MATERIAL PROVIDED –

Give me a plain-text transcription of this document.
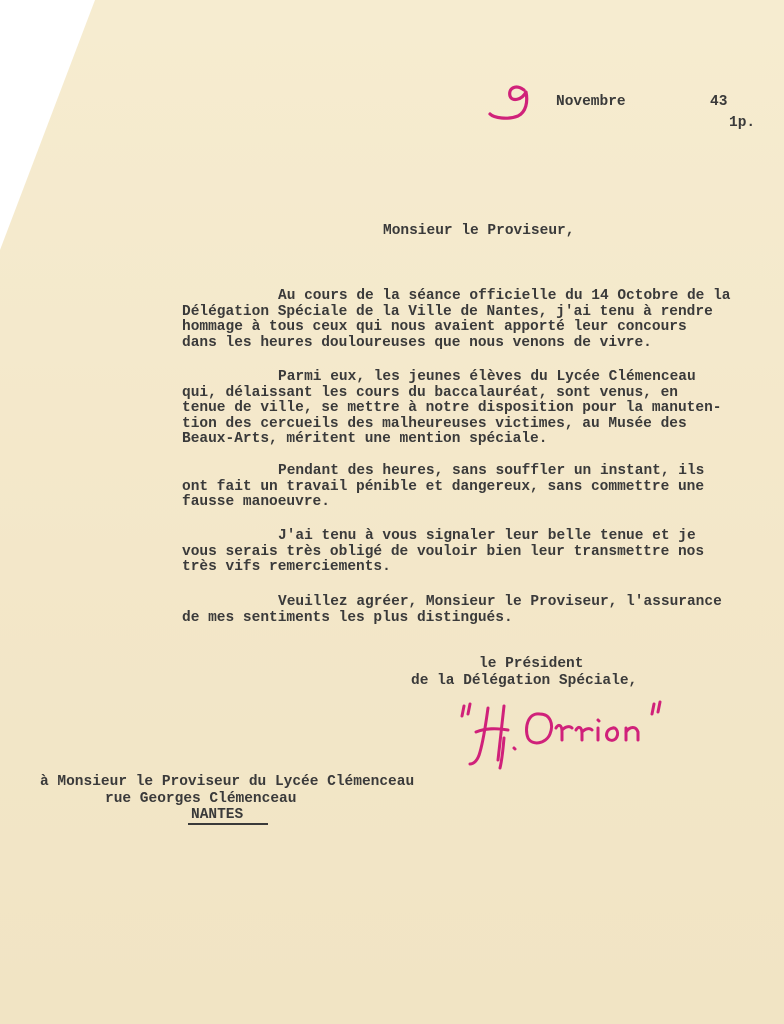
9

Novembre	43

1p.

Monsieur le Proviseur,

Au cours de la séance officielle du 14 Octobre de la
Délégation Spéciale de la Ville de Nantes, j'ai tenu à rendre
hommage à tous ceux qui nous avaient apporté leur concours
dans les heures douloureuses que nous venons de vivre.
Parmi eux, les jeunes élèves du Lycée Clémenceau
qui, délaissant les cours du baccalauréat, sont venus, en
tenue de ville, se mettre à notre disposition pour la manuten-
tion des cercueils des malheureuses victimes, au Musée des
Beaux-Arts, méritent une mention spéciale.
Pendant des heures, sans souffler un instant, ils
ont fait un travail pénible et dangereux, sans commettre une
fausse manoeuvre.
J'ai tenu à vous signaler leur belle tenue et je
vous serais très obligé de vouloir bien leur transmettre nos
très vifs remerciements.
Veuillez agréer, Monsieur le Proviseur, l'assurance
de mes sentiments les plus distingués.

le Président

de la Délégation Spéciale,

à Monsieur le Proviseur du Lycée Clémenceau

rue Georges Clémenceau

NANTES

EXERCISE GOAL – Copy all the records above exactly, but leave out the pictures.

RIGHT ANSWER –
Give me a plain-text transcription of this document.
9

Novembre	43

1p.

Monsieur le Proviseur,

Au cours de la séance officielle du 14 Octobre de la
Délégation Spéciale de la Ville de Nantes, j'ai tenu à rendre
hommage à tous ceux qui nous avaient apporté leur concours
dans les heures douloureuses que nous venons de vivre.
Parmi eux, les jeunes élèves du Lycée Clémenceau
qui, délaissant les cours du baccalauréat, sont venus, en
tenue de ville, se mettre à notre disposition pour la manuten-
tion des cercueils des malheureuses victimes, au Musée des
Beaux-Arts, méritent une mention spéciale.
Pendant des heures, sans souffler un instant, ils
ont fait un travail pénible et dangereux, sans commettre une
fausse manoeuvre.
J'ai tenu à vous signaler leur belle tenue et je
vous serais très obligé de vouloir bien leur transmettre nos
très vifs remerciements.
Veuillez agréer, Monsieur le Proviseur, l'assurance
de mes sentiments les plus distingués.

le Président

de la Délégation Spéciale,

à Monsieur le Proviseur du Lycée Clémenceau

rue Georges Clémenceau

NANTES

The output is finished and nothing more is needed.